**Problem description**: Lines containing the word "giuridico" are to be located and copied.
..........
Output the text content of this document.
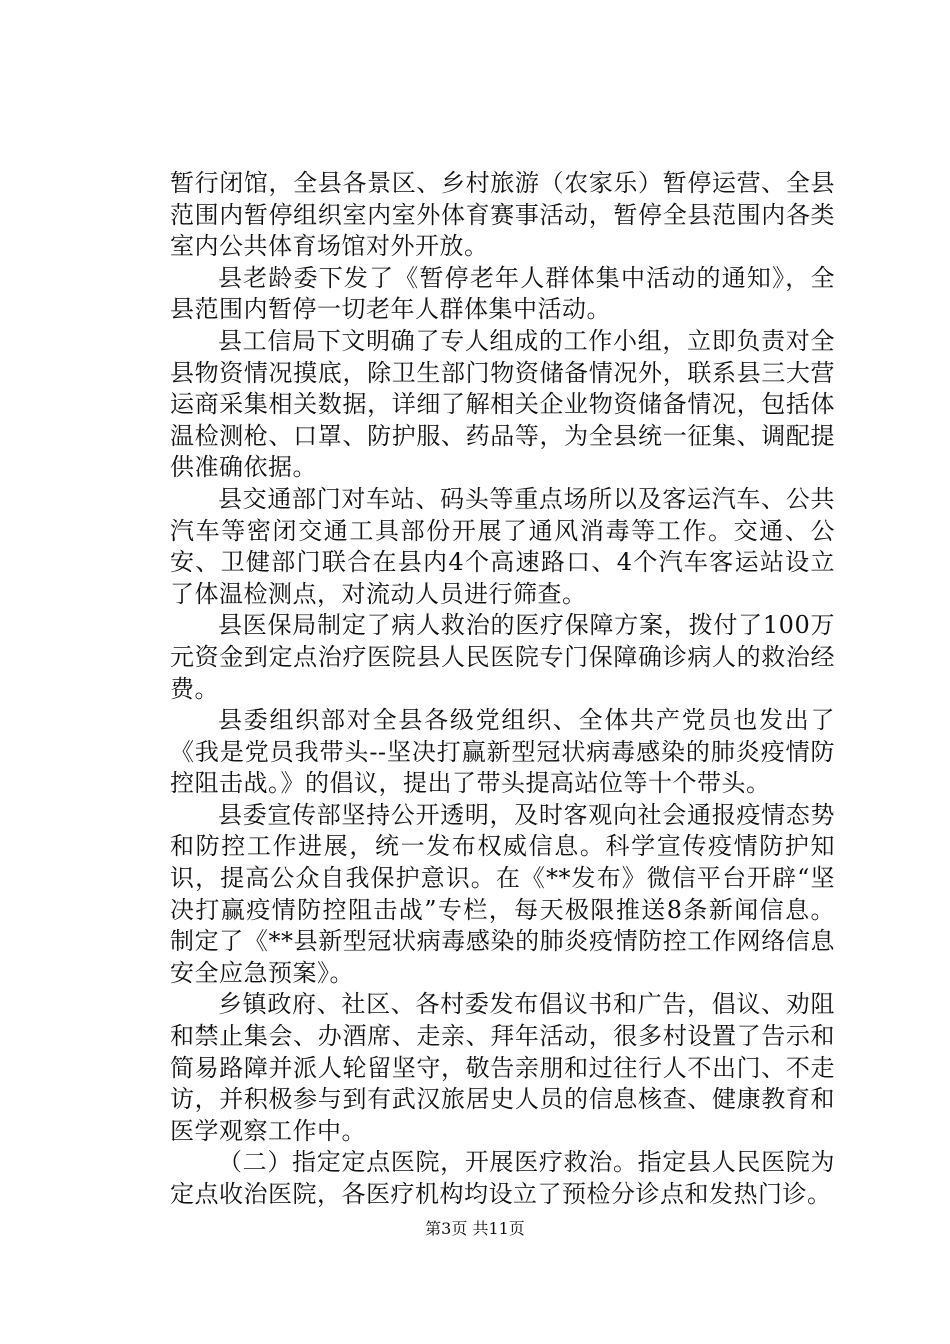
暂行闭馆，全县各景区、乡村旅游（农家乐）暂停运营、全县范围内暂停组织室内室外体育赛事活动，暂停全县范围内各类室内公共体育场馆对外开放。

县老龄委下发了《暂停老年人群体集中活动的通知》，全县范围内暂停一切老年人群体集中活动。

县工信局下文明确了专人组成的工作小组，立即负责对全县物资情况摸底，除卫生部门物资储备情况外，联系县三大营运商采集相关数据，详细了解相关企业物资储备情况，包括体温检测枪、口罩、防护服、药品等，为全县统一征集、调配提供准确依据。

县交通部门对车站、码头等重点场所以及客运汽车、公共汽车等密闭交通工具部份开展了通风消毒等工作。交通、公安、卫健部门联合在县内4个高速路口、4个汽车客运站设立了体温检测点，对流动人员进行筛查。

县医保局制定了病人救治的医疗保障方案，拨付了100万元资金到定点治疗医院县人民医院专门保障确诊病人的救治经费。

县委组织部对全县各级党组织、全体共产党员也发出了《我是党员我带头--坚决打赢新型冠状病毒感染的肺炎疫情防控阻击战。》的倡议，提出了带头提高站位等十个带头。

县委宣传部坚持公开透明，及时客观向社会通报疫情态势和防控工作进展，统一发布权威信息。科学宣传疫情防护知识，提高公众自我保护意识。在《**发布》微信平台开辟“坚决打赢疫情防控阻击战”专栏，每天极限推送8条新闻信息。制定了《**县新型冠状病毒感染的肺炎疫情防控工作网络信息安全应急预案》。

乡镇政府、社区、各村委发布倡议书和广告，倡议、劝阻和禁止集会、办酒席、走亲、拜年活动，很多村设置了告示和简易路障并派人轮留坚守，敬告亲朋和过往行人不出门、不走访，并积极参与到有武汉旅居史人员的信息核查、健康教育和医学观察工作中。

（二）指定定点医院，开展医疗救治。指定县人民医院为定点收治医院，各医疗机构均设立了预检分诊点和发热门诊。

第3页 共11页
..........
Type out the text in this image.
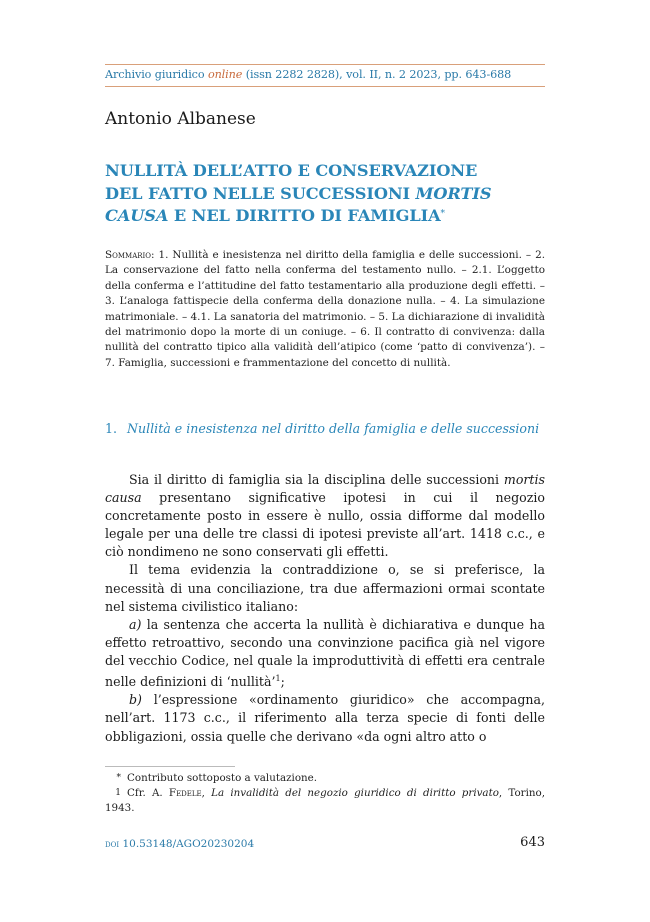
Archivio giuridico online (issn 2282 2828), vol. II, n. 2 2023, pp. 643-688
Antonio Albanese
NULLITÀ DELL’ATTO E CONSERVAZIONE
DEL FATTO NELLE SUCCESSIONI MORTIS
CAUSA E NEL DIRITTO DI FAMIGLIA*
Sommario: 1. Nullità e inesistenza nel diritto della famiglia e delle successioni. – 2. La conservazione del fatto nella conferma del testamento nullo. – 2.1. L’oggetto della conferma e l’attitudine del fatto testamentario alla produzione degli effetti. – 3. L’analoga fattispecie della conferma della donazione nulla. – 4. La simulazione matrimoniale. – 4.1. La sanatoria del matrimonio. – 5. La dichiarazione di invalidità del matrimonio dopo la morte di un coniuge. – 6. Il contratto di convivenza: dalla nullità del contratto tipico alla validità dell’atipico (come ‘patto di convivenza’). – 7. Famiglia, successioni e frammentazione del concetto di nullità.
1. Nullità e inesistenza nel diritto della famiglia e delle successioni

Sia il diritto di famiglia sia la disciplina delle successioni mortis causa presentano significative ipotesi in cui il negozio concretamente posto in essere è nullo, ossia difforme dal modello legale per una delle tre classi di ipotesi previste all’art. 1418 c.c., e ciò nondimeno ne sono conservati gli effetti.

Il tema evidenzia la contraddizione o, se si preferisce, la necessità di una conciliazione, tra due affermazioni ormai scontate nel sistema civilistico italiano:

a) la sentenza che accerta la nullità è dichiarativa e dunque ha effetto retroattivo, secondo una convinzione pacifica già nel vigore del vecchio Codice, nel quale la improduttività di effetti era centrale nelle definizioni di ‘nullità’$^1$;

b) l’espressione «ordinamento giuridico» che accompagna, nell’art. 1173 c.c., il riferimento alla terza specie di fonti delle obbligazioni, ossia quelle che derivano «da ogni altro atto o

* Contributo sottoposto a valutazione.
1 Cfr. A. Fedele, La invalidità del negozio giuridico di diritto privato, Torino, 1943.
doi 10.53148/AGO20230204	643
..........
**Solution to the problem**:
Archivio giuridico online (issn 2282 2828), vol. II, n. 2 2023, pp. 643-688
b) l’espressione «ordinamento giuridico» che accompagna, nell’art. 1173 c.c., il riferimento alla terza specie di fonti delle obbligazioni, ossia quelle che derivano «da ogni altro atto o
1 Cfr. A. Fedele, La invalidità del negozio giuridico di diritto privato, Torino, 1943.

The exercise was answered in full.